* _What to produce_: Find the line that contains "Transcribe the text in this document.". Output it and every line after it to the end of the records, exactly as they appear.

* _Supplied records_:

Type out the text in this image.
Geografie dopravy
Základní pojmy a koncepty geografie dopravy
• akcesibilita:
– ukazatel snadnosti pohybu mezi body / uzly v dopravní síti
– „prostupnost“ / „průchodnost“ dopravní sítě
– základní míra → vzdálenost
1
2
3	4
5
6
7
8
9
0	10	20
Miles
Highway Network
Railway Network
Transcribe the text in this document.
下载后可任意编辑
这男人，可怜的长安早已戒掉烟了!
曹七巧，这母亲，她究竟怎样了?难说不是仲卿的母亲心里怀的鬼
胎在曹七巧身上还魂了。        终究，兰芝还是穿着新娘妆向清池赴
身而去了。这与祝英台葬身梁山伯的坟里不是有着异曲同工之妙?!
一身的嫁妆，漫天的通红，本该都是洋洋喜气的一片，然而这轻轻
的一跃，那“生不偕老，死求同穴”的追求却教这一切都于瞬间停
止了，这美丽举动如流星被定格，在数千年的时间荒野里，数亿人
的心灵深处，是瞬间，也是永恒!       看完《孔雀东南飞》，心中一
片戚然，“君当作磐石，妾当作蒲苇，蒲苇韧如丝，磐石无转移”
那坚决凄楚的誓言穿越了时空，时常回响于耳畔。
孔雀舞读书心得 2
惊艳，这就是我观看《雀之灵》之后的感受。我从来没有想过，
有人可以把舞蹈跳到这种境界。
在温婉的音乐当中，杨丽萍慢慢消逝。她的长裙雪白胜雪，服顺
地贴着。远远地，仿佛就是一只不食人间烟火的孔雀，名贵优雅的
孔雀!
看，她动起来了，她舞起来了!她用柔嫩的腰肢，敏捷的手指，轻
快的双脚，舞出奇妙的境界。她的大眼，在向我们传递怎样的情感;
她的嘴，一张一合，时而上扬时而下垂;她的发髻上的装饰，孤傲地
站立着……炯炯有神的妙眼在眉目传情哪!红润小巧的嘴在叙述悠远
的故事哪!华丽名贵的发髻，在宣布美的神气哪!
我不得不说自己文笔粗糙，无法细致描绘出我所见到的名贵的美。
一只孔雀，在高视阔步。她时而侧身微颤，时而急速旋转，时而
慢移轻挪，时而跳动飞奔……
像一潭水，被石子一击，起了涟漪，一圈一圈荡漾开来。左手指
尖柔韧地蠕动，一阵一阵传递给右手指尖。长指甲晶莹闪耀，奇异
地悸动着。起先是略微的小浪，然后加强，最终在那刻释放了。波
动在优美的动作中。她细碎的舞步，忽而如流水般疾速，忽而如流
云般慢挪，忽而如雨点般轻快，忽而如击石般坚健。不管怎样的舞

* _Result below_:
Transcribe the text in this document.
下载后可任意编辑
这男人，可怜的长安早已戒掉烟了!
曹七巧，这母亲，她究竟怎样了?难说不是仲卿的母亲心里怀的鬼
胎在曹七巧身上还魂了。        终究，兰芝还是穿着新娘妆向清池赴
身而去了。这与祝英台葬身梁山伯的坟里不是有着异曲同工之妙?!
一身的嫁妆，漫天的通红，本该都是洋洋喜气的一片，然而这轻轻
的一跃，那“生不偕老，死求同穴”的追求却教这一切都于瞬间停
止了，这美丽举动如流星被定格，在数千年的时间荒野里，数亿人
的心灵深处，是瞬间，也是永恒!       看完《孔雀东南飞》，心中一
片戚然，“君当作磐石，妾当作蒲苇，蒲苇韧如丝，磐石无转移”
那坚决凄楚的誓言穿越了时空，时常回响于耳畔。
孔雀舞读书心得 2
惊艳，这就是我观看《雀之灵》之后的感受。我从来没有想过，
有人可以把舞蹈跳到这种境界。
在温婉的音乐当中，杨丽萍慢慢消逝。她的长裙雪白胜雪，服顺
地贴着。远远地，仿佛就是一只不食人间烟火的孔雀，名贵优雅的
孔雀!
看，她动起来了，她舞起来了!她用柔嫩的腰肢，敏捷的手指，轻
快的双脚，舞出奇妙的境界。她的大眼，在向我们传递怎样的情感;
她的嘴，一张一合，时而上扬时而下垂;她的发髻上的装饰，孤傲地
站立着……炯炯有神的妙眼在眉目传情哪!红润小巧的嘴在叙述悠远
的故事哪!华丽名贵的发髻，在宣布美的神气哪!
我不得不说自己文笔粗糙，无法细致描绘出我所见到的名贵的美。
一只孔雀，在高视阔步。她时而侧身微颤，时而急速旋转，时而
慢移轻挪，时而跳动飞奔……
像一潭水，被石子一击，起了涟漪，一圈一圈荡漾开来。左手指
尖柔韧地蠕动，一阵一阵传递给右手指尖。长指甲晶莹闪耀，奇异
地悸动着。起先是略微的小浪，然后加强，最终在那刻释放了。波
动在优美的动作中。她细碎的舞步，忽而如流水般疾速，忽而如流
云般慢挪，忽而如雨点般轻快，忽而如击石般坚健。不管怎样的舞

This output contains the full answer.